• _What is expected_:
Can you print every one of the rows below, character for character and in the same order?

• _Material to process_:
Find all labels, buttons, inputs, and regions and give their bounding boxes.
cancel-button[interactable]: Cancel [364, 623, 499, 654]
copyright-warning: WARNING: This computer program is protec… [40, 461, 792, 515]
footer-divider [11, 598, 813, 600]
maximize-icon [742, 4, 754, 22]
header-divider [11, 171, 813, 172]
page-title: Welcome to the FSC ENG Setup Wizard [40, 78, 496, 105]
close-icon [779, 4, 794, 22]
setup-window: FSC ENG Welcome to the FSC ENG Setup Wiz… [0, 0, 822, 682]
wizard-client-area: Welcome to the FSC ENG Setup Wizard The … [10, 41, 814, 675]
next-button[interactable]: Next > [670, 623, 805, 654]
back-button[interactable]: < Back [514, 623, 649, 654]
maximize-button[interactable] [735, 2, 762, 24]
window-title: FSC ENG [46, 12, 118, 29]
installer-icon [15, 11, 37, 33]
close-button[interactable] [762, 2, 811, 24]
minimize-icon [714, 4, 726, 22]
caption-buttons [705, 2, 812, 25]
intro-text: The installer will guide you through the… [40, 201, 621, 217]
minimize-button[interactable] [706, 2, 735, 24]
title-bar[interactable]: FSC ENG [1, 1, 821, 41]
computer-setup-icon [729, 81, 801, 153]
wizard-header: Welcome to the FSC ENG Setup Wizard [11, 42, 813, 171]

• _Answer for the task_:
Find all labels, buttons, inputs, and regions and give their bounding boxes.
cancel-button[interactable]: Cancel [364, 623, 499, 654]
copyright-warning: WARNING: This computer program is protec… [40, 461, 792, 515]
footer-divider [11, 598, 813, 600]
maximize-icon [742, 4, 754, 22]
header-divider [11, 171, 813, 172]
page-title: Welcome to the FSC ENG Setup Wizard [40, 78, 496, 105]
close-icon [779, 4, 794, 22]
setup-window: FSC ENG Welcome to the FSC ENG Setup Wiz… [0, 0, 822, 682]
wizard-client-area: Welcome to the FSC ENG Setup Wizard The … [10, 41, 814, 675]
next-button[interactable]: Next > [670, 623, 805, 654]
back-button[interactable]: < Back [514, 623, 649, 654]
maximize-button[interactable] [735, 2, 762, 24]
window-title: FSC ENG [46, 12, 118, 29]
installer-icon [15, 11, 37, 33]
close-button[interactable] [762, 2, 811, 24]
minimize-icon [714, 4, 726, 22]
caption-buttons [705, 2, 812, 25]
intro-text: The installer will guide you through the… [40, 201, 621, 217]
minimize-button[interactable] [706, 2, 735, 24]
title-bar[interactable]: FSC ENG [1, 1, 821, 41]
computer-setup-icon [729, 81, 801, 153]
wizard-header: Welcome to the FSC ENG Setup Wizard [11, 42, 813, 171]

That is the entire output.